Instructions for the task →
Which of the lines in the data below contain the string "Gammaproteobacteria"? Copy each of them.

Data excerpts:
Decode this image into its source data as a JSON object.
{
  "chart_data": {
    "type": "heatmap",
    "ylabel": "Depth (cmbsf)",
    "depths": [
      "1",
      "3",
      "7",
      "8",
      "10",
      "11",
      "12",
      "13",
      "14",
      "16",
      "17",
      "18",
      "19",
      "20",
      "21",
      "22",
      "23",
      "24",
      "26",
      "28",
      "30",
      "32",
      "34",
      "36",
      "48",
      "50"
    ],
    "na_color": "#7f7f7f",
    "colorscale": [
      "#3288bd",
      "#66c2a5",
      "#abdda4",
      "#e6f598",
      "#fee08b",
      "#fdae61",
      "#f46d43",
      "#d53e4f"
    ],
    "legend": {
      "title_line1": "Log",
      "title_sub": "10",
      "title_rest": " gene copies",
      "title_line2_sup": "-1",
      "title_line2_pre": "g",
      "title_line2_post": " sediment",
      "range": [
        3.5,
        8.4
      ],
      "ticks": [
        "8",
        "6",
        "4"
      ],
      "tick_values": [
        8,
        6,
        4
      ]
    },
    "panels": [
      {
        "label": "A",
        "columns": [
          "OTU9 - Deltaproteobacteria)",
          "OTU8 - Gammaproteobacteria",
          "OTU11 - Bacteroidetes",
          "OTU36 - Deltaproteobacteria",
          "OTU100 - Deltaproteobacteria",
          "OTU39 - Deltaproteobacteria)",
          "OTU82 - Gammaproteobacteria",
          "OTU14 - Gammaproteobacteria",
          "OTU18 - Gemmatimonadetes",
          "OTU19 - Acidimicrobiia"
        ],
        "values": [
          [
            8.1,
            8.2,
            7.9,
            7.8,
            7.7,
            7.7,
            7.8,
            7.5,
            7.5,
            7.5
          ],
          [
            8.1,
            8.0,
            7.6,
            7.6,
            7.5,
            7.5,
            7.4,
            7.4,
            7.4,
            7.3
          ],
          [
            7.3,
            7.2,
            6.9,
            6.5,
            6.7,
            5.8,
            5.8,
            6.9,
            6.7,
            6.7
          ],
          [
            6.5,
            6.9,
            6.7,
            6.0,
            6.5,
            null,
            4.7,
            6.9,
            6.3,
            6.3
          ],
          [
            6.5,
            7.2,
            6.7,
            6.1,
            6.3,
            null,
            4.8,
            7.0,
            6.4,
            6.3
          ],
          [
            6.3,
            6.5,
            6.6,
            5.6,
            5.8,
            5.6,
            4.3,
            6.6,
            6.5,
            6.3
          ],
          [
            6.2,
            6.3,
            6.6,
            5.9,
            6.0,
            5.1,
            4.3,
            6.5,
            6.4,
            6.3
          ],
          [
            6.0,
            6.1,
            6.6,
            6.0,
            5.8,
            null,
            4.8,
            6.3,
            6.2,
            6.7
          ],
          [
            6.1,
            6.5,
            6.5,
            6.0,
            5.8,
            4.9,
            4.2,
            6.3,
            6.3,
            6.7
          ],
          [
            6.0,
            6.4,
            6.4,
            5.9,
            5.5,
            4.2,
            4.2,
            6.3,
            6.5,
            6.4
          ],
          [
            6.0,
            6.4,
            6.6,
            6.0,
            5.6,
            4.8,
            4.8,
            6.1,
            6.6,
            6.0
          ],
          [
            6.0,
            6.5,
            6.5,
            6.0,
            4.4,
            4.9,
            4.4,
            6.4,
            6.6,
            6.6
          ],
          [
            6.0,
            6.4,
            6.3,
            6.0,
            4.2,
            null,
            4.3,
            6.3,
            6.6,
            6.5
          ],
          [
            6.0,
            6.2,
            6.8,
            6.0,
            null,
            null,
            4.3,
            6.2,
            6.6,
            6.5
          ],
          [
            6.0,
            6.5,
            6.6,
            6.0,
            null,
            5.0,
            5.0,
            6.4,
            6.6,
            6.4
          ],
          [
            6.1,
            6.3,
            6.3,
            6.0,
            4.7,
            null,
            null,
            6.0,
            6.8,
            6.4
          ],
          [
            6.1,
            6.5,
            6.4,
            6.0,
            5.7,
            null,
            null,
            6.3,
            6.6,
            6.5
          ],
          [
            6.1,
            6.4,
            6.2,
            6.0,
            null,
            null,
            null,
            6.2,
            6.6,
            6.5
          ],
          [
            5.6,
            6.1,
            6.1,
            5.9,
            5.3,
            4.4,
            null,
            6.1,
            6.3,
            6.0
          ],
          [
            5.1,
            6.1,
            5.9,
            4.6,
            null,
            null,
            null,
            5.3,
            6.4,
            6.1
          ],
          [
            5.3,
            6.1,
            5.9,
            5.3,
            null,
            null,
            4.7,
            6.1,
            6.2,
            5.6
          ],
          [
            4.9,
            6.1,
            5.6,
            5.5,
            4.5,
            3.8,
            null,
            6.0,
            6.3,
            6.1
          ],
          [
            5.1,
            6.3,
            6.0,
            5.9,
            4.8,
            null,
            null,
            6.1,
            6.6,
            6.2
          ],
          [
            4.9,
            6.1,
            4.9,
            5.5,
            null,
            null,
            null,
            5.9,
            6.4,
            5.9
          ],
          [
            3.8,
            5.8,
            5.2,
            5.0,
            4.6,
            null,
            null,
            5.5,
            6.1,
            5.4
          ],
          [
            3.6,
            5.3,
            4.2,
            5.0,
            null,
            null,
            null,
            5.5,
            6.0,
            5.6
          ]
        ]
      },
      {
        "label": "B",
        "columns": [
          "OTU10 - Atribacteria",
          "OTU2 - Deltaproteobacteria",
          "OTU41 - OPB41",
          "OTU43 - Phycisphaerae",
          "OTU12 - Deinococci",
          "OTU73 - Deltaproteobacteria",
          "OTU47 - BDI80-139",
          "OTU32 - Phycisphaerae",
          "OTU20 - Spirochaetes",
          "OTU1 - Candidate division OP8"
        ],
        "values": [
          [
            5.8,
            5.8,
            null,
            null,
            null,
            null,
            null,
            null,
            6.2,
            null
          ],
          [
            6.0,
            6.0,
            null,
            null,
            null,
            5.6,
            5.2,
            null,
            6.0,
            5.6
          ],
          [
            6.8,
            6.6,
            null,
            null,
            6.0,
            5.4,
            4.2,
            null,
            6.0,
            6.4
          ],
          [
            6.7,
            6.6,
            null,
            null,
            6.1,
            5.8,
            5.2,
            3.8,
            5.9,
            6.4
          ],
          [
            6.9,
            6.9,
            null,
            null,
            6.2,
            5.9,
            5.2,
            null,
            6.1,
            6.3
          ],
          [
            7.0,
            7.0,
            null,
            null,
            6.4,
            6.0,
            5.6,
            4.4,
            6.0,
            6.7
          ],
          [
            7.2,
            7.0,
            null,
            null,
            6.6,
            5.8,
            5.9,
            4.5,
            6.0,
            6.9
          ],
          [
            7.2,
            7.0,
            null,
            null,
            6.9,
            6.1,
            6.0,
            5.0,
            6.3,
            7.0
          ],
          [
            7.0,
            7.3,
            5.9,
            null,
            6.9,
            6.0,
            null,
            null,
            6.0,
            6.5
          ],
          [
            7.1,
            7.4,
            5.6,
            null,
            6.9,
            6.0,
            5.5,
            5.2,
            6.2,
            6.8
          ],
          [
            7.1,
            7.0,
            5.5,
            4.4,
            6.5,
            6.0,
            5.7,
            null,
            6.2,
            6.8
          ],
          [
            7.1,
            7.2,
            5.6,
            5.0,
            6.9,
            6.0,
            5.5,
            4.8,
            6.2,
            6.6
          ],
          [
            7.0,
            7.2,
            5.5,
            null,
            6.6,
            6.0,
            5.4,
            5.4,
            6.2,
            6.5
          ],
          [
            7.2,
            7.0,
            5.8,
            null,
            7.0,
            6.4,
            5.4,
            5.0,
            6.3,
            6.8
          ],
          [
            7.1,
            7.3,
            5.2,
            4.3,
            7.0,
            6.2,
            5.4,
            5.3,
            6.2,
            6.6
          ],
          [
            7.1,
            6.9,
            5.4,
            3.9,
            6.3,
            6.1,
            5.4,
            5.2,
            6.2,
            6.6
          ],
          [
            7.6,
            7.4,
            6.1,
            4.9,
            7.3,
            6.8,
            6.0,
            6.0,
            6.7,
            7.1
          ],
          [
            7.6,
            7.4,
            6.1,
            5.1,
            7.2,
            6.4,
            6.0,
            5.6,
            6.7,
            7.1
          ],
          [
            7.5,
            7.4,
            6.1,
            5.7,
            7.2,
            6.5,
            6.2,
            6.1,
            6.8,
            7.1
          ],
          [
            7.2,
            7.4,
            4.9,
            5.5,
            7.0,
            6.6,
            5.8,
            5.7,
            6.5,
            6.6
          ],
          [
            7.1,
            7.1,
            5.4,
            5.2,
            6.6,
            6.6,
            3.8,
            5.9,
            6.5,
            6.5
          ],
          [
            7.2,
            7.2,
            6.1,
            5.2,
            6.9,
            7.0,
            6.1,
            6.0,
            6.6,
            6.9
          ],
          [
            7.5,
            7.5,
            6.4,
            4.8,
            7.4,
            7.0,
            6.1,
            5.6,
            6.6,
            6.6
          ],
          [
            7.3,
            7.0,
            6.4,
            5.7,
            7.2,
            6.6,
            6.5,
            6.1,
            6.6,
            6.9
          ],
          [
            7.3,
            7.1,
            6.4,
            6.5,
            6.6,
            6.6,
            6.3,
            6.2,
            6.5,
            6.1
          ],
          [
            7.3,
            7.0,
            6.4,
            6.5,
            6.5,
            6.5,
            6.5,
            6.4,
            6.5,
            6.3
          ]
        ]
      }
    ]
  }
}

Final answer →
          "OTU8 - Gammaproteobacteria",
          "OTU82 - Gammaproteobacteria",
          "OTU14 - Gammaproteobacteria",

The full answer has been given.